▶ _Work to be completed_
Copy each line below in which the string "untuk" occurs.

# # # #

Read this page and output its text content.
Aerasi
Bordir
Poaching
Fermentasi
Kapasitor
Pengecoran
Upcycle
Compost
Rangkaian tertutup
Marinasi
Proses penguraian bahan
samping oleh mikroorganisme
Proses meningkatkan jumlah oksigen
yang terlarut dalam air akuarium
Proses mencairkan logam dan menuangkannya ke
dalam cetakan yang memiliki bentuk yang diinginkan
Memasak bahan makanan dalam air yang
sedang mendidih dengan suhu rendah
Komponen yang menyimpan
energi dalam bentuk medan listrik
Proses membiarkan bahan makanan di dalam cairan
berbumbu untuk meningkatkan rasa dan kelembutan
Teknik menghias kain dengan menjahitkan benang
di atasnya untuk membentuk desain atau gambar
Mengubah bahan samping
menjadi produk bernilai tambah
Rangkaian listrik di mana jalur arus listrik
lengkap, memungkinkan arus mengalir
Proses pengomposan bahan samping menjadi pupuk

# # # #

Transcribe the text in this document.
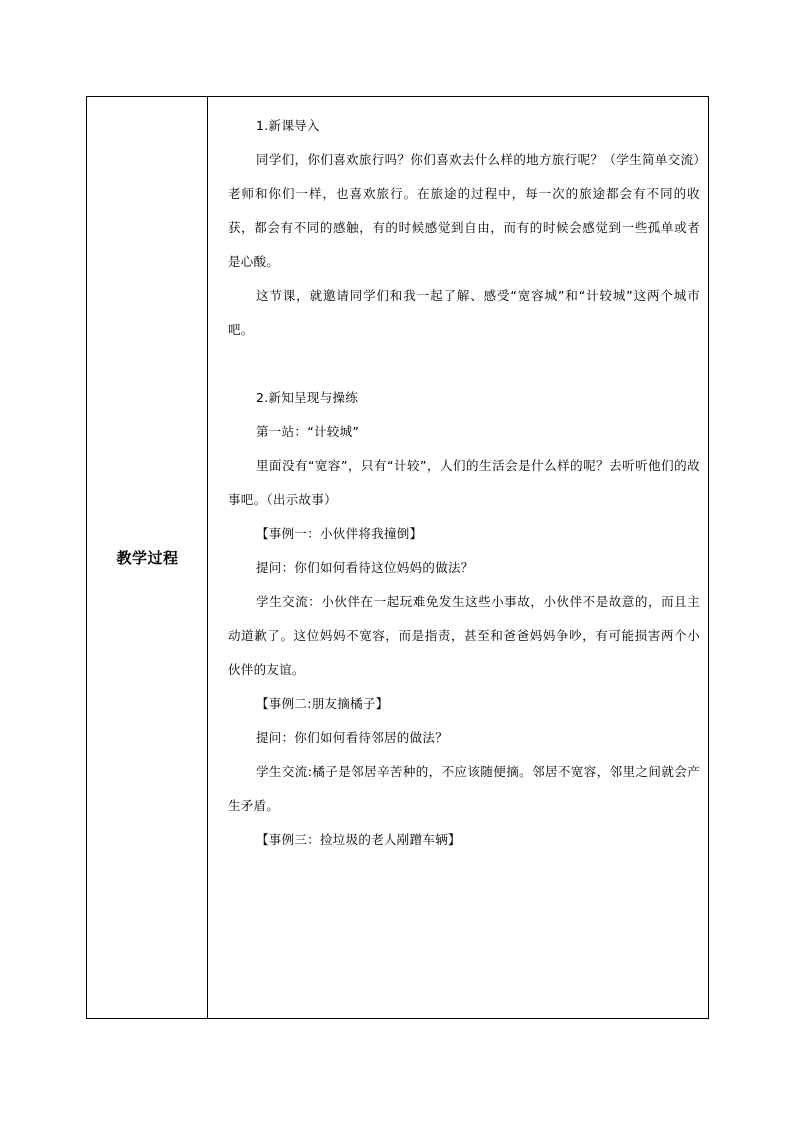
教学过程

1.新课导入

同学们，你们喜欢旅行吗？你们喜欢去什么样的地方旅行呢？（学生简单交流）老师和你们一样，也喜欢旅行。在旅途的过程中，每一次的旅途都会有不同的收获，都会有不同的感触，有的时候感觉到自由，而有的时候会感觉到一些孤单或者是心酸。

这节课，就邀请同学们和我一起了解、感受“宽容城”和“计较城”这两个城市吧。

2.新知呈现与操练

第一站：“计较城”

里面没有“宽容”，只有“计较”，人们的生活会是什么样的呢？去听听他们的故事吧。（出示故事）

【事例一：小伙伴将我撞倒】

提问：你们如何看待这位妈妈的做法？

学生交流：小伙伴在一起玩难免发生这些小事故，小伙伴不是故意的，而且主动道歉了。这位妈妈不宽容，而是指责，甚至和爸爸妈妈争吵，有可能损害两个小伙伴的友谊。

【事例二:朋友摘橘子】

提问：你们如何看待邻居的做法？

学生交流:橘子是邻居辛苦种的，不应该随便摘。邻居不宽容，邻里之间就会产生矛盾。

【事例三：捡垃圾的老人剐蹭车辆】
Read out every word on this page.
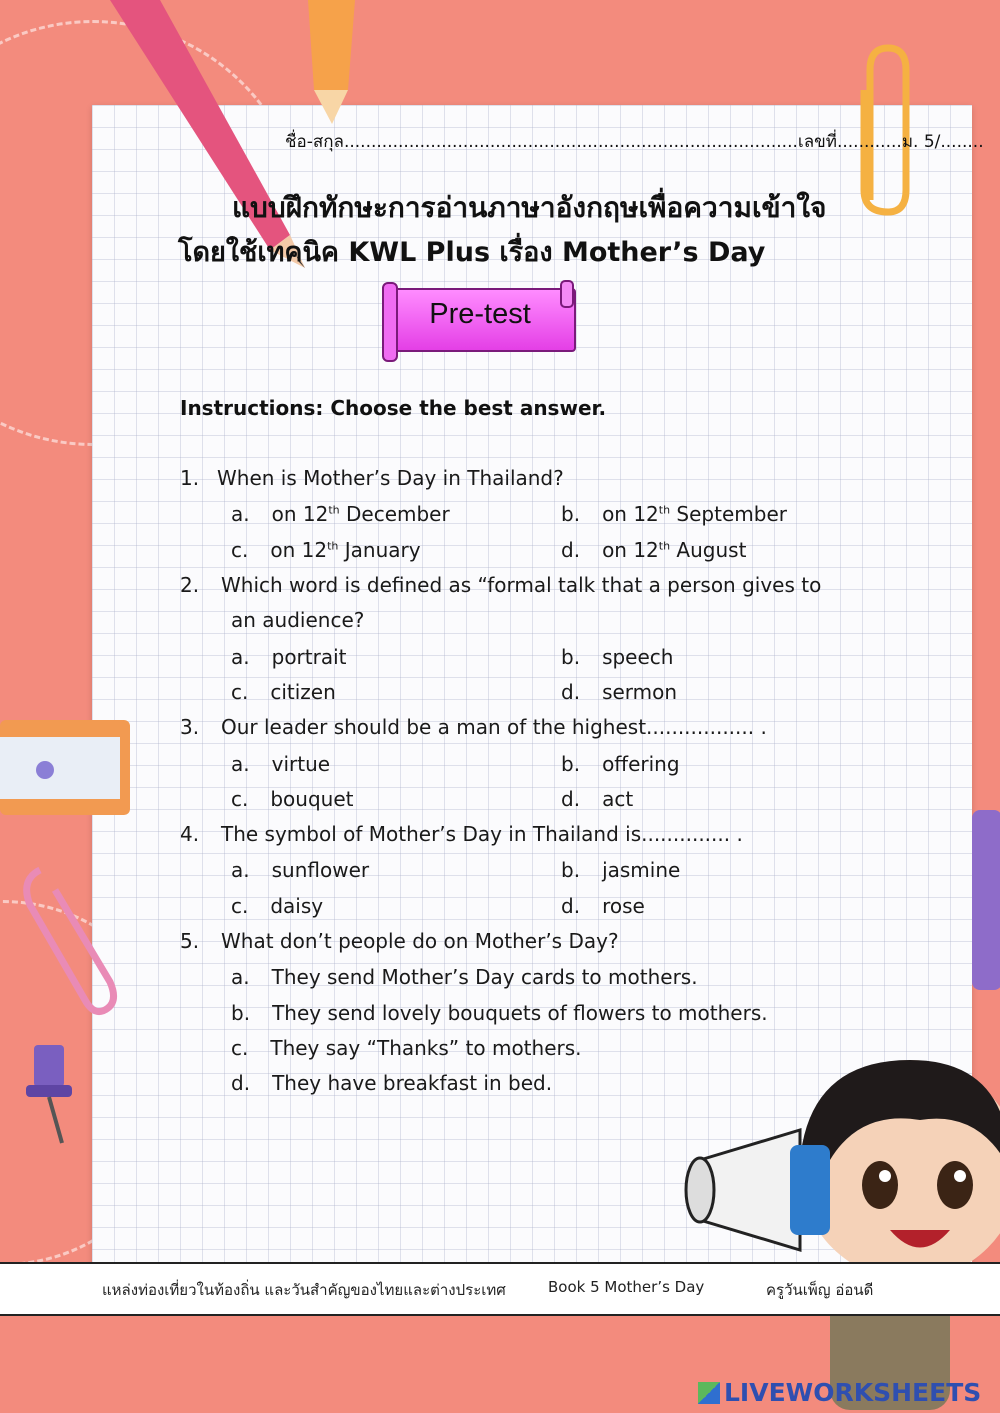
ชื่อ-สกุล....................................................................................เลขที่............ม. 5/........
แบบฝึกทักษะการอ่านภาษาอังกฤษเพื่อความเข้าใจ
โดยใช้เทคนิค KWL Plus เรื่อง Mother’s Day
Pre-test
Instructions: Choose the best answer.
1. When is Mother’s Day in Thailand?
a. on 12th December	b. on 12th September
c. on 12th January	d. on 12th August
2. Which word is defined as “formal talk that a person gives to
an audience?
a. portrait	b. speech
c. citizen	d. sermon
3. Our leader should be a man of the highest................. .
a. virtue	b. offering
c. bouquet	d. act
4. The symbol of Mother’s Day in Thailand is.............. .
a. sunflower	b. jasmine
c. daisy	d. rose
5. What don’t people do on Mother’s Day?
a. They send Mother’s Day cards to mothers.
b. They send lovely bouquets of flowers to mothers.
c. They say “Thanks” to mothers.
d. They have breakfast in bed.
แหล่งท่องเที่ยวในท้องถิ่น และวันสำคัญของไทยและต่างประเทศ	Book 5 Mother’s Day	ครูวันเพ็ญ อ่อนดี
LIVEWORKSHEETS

# # # #

▶ _Reply_
berbumbu untuk meningkatkan rasa dan kelembutan
di atasnya untuk membentuk desain atau gambar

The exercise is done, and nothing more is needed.